◆ SUPPLIED RECORDS ◆
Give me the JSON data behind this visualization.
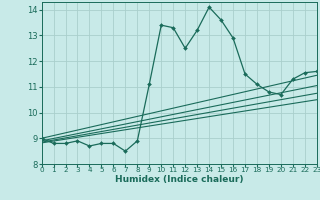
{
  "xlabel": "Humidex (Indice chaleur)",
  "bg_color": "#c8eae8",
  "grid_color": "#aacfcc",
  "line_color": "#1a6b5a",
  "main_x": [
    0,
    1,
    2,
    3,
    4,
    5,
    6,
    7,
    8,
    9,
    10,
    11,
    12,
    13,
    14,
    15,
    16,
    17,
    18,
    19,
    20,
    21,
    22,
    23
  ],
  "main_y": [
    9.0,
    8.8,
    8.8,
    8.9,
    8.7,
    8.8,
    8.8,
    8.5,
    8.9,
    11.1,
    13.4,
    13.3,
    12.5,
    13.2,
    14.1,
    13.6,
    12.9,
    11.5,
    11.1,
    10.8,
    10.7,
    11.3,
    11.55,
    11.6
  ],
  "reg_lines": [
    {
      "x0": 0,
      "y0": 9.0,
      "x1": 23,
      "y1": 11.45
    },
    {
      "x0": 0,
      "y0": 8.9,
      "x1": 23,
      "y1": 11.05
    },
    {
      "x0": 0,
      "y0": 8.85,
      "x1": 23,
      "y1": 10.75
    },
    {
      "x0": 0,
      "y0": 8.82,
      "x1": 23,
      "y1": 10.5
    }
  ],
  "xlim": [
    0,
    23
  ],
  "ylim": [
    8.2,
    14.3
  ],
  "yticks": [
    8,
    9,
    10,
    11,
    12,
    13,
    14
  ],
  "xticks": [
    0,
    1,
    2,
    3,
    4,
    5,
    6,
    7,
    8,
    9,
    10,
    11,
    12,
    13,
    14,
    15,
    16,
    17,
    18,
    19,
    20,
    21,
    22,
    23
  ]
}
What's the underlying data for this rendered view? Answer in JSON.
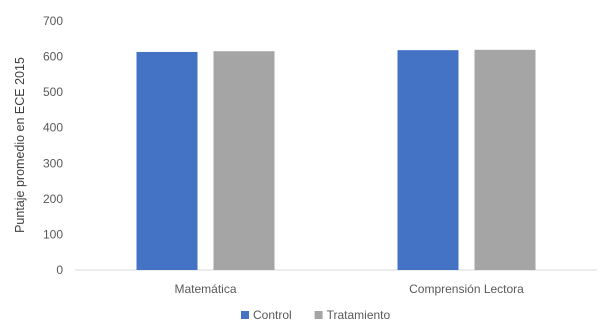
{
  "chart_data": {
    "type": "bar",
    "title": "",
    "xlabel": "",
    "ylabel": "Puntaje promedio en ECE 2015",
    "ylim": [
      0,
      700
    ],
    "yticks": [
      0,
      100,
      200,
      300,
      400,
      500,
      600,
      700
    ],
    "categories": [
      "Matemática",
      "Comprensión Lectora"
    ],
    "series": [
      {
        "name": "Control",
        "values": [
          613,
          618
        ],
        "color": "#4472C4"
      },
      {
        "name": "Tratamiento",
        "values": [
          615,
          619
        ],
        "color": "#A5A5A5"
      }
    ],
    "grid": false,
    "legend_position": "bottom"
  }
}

◆ WRITTEN INSTRUCTION ◆
For each line in the data above that contains the string "JSON", extract the line.

◆ EXERCISE SOLUTION ◆
Give me the JSON data behind this visualization.
What's the underlying data for this rendered view? Answer in JSON.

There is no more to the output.